▸ What to do
Exclude the pictures and reproduce the remaining data exactly as written.

▸ Task input
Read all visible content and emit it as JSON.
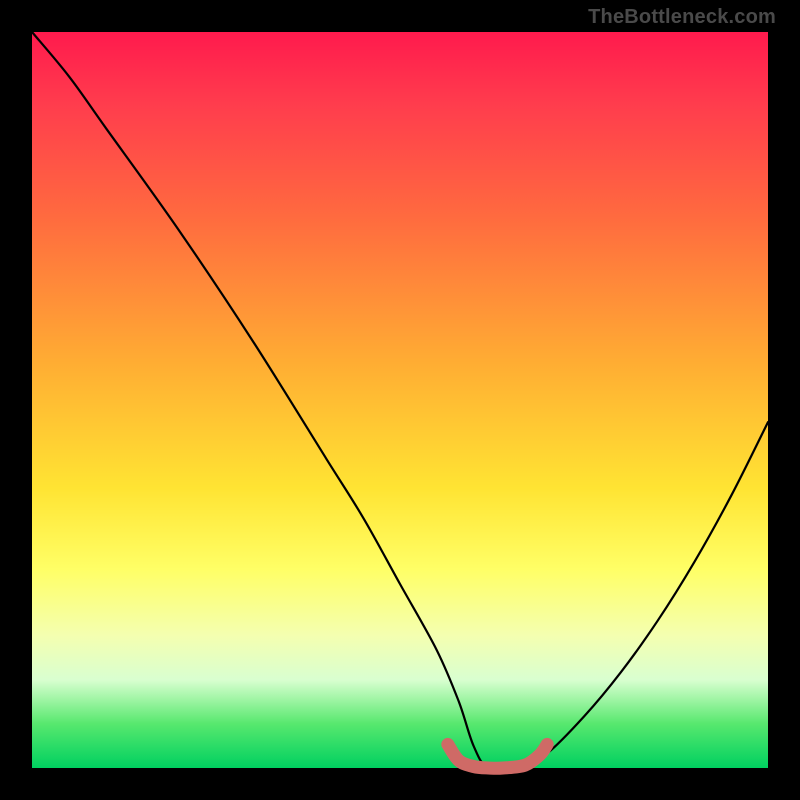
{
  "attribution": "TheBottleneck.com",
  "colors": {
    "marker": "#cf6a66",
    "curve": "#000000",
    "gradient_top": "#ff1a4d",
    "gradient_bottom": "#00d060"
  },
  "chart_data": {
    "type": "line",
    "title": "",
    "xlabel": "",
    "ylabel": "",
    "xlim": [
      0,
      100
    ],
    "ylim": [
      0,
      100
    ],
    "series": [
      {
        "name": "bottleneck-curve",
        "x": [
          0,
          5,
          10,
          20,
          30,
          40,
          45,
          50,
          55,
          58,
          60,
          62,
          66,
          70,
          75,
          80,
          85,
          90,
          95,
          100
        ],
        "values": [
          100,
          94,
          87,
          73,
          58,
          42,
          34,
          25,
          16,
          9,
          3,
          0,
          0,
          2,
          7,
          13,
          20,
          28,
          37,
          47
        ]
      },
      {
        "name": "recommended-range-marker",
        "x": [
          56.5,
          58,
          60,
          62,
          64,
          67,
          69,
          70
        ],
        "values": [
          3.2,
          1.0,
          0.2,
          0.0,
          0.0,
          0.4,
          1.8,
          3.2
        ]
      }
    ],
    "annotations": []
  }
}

▸ Answer to this problem
Read all visible content and emit it as JSON.
{
  "attribution": "TheBottleneck.com",
  "colors": {
    "marker": "#cf6a66",
    "curve": "#000000",
    "gradient_top": "#ff1a4d",
    "gradient_bottom": "#00d060"
  },
  "chart_data": {
    "type": "line",
    "title": "",
    "xlabel": "",
    "ylabel": "",
    "xlim": [
      0,
      100
    ],
    "ylim": [
      0,
      100
    ],
    "series": [
      {
        "name": "bottleneck-curve",
        "x": [
          0,
          5,
          10,
          20,
          30,
          40,
          45,
          50,
          55,
          58,
          60,
          62,
          66,
          70,
          75,
          80,
          85,
          90,
          95,
          100
        ],
        "values": [
          100,
          94,
          87,
          73,
          58,
          42,
          34,
          25,
          16,
          9,
          3,
          0,
          0,
          2,
          7,
          13,
          20,
          28,
          37,
          47
        ]
      },
      {
        "name": "recommended-range-marker",
        "x": [
          56.5,
          58,
          60,
          62,
          64,
          67,
          69,
          70
        ],
        "values": [
          3.2,
          1.0,
          0.2,
          0.0,
          0.0,
          0.4,
          1.8,
          3.2
        ]
      }
    ],
    "annotations": []
  }
}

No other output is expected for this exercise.